__ENTRIES PROVIDED__:
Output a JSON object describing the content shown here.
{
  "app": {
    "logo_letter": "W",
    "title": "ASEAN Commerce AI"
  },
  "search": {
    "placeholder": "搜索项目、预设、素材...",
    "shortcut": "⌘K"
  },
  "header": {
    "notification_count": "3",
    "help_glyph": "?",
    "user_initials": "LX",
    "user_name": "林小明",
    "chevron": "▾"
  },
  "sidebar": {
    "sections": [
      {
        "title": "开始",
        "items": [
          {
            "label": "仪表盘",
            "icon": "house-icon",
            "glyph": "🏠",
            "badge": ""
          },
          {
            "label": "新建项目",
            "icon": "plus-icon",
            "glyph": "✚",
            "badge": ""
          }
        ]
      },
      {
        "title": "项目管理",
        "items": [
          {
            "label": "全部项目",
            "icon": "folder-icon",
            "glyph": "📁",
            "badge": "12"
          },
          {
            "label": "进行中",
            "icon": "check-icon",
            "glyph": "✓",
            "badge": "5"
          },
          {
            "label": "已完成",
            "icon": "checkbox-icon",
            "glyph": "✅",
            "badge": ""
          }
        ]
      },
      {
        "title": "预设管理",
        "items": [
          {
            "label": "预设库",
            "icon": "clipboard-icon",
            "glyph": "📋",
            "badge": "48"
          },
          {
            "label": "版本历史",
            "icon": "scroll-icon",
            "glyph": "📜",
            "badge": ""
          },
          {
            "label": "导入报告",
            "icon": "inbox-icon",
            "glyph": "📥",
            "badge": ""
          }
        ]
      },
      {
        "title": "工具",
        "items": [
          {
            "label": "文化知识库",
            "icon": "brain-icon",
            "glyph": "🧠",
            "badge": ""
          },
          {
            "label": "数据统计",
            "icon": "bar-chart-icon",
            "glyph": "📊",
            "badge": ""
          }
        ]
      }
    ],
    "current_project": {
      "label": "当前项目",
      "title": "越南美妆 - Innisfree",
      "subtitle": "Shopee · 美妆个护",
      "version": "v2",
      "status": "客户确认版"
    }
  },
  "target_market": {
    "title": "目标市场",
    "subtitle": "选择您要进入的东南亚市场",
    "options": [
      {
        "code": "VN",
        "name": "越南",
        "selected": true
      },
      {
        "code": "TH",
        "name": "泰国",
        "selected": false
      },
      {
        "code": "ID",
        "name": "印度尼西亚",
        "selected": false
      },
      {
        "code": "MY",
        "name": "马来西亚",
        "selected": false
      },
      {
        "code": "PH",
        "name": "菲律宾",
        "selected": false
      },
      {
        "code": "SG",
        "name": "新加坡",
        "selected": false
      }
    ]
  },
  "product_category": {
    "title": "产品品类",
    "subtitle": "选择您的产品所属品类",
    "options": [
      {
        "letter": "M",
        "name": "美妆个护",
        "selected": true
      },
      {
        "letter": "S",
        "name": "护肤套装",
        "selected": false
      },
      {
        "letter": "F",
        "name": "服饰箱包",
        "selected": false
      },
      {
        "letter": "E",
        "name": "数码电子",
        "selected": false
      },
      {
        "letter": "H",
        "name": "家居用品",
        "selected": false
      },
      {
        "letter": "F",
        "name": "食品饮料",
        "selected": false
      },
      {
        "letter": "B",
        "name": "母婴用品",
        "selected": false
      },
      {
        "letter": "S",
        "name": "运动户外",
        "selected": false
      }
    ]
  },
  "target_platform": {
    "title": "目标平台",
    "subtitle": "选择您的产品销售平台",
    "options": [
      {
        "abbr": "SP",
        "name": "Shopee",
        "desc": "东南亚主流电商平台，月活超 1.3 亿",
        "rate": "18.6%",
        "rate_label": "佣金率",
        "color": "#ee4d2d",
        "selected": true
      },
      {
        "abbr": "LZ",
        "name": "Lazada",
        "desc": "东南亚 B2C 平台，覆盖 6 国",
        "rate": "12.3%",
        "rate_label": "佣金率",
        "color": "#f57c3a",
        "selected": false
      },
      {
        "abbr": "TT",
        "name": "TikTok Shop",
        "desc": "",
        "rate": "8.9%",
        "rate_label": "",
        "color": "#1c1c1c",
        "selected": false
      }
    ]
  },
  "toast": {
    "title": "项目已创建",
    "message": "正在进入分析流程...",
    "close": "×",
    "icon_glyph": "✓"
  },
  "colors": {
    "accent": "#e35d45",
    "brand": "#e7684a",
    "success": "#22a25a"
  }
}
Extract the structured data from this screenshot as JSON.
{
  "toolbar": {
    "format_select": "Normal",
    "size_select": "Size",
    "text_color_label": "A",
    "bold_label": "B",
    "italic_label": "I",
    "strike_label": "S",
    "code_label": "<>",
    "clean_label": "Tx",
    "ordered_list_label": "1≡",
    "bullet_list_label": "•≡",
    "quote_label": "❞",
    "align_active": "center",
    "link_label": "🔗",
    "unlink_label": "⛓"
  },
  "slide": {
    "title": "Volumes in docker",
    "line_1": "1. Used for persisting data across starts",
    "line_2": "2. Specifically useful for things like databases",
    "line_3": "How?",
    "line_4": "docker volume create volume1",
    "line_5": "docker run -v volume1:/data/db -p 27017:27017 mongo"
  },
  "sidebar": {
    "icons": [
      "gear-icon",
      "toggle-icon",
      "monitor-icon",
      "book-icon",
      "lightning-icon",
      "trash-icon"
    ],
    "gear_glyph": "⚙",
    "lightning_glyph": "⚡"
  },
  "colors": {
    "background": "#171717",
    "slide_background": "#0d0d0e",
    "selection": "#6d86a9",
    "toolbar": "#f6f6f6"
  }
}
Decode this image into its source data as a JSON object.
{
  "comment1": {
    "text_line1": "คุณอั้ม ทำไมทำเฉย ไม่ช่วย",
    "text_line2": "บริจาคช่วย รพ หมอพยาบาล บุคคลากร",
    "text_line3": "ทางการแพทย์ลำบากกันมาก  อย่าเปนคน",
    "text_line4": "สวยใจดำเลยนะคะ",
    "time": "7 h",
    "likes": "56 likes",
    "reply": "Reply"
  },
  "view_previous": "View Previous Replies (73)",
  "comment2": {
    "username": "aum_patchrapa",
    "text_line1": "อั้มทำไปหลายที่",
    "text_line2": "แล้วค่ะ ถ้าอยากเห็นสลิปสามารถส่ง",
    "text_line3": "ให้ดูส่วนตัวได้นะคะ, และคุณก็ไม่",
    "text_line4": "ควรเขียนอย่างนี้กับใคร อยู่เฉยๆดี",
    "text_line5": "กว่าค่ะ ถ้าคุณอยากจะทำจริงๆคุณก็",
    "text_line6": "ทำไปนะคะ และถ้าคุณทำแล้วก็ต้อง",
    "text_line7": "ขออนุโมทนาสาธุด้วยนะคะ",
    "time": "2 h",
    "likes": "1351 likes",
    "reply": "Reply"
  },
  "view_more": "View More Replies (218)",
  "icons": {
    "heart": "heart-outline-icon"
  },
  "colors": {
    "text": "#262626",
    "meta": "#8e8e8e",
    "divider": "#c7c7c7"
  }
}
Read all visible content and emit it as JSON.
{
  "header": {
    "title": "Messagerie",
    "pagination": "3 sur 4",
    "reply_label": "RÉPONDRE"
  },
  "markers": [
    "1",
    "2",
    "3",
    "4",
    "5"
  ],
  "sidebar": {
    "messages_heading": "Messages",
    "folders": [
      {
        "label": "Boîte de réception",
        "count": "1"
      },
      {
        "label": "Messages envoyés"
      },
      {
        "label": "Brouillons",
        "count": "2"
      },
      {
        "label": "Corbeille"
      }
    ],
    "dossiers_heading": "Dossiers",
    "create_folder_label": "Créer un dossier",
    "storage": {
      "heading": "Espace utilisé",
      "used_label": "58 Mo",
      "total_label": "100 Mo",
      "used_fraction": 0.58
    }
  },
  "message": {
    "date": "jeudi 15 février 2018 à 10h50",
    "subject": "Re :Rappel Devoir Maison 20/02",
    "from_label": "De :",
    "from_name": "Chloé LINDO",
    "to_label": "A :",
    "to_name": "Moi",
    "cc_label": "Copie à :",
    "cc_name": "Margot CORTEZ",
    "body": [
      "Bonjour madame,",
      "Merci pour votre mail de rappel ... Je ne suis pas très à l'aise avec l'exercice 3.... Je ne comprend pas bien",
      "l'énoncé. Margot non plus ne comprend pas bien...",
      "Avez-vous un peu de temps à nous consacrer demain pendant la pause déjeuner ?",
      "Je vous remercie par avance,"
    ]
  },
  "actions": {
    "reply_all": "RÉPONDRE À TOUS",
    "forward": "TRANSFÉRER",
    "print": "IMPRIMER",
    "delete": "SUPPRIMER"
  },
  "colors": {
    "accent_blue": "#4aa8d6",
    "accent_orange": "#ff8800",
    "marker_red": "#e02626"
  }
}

__WHAT TO PRODUCE__:
State the count of lines that contain the string "bien". Nothing else is needed.

__ANSWER TO THIS TASK__:
2